# [Work instructions]
Return the records that follow, matching each one exactly.

Extracts from a graphics dataset:
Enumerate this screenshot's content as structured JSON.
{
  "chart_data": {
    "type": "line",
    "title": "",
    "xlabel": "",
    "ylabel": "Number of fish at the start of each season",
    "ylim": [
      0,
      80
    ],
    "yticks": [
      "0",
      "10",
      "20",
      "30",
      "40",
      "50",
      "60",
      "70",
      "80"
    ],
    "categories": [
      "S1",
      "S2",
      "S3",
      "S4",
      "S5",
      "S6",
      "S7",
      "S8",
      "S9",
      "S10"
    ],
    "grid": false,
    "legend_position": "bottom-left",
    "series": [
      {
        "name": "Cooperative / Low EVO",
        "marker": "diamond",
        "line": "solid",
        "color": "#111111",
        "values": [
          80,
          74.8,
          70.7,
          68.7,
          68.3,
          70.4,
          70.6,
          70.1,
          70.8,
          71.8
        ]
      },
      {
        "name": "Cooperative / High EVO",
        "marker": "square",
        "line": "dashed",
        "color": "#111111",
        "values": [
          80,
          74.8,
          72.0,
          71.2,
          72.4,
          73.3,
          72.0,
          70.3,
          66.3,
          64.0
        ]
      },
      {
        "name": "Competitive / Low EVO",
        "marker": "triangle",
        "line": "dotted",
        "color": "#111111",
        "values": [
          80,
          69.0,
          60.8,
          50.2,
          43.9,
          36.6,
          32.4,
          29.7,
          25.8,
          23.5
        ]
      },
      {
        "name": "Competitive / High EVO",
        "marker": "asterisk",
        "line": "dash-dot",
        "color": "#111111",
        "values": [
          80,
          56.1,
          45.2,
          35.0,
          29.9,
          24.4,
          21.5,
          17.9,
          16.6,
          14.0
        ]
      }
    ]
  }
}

# [Task solution]
Enumerate this screenshot's content as structured JSON.
{
  "chart_data": {
    "type": "line",
    "title": "",
    "xlabel": "",
    "ylabel": "Number of fish at the start of each season",
    "ylim": [
      0,
      80
    ],
    "yticks": [
      "0",
      "10",
      "20",
      "30",
      "40",
      "50",
      "60",
      "70",
      "80"
    ],
    "categories": [
      "S1",
      "S2",
      "S3",
      "S4",
      "S5",
      "S6",
      "S7",
      "S8",
      "S9",
      "S10"
    ],
    "grid": false,
    "legend_position": "bottom-left",
    "series": [
      {
        "name": "Cooperative / Low EVO",
        "marker": "diamond",
        "line": "solid",
        "color": "#111111",
        "values": [
          80,
          74.8,
          70.7,
          68.7,
          68.3,
          70.4,
          70.6,
          70.1,
          70.8,
          71.8
        ]
      },
      {
        "name": "Cooperative / High EVO",
        "marker": "square",
        "line": "dashed",
        "color": "#111111",
        "values": [
          80,
          74.8,
          72.0,
          71.2,
          72.4,
          73.3,
          72.0,
          70.3,
          66.3,
          64.0
        ]
      },
      {
        "name": "Competitive / Low EVO",
        "marker": "triangle",
        "line": "dotted",
        "color": "#111111",
        "values": [
          80,
          69.0,
          60.8,
          50.2,
          43.9,
          36.6,
          32.4,
          29.7,
          25.8,
          23.5
        ]
      },
      {
        "name": "Competitive / High EVO",
        "marker": "asterisk",
        "line": "dash-dot",
        "color": "#111111",
        "values": [
          80,
          56.1,
          45.2,
          35.0,
          29.9,
          24.4,
          21.5,
          17.9,
          16.6,
          14.0
        ]
      }
    ]
  }
}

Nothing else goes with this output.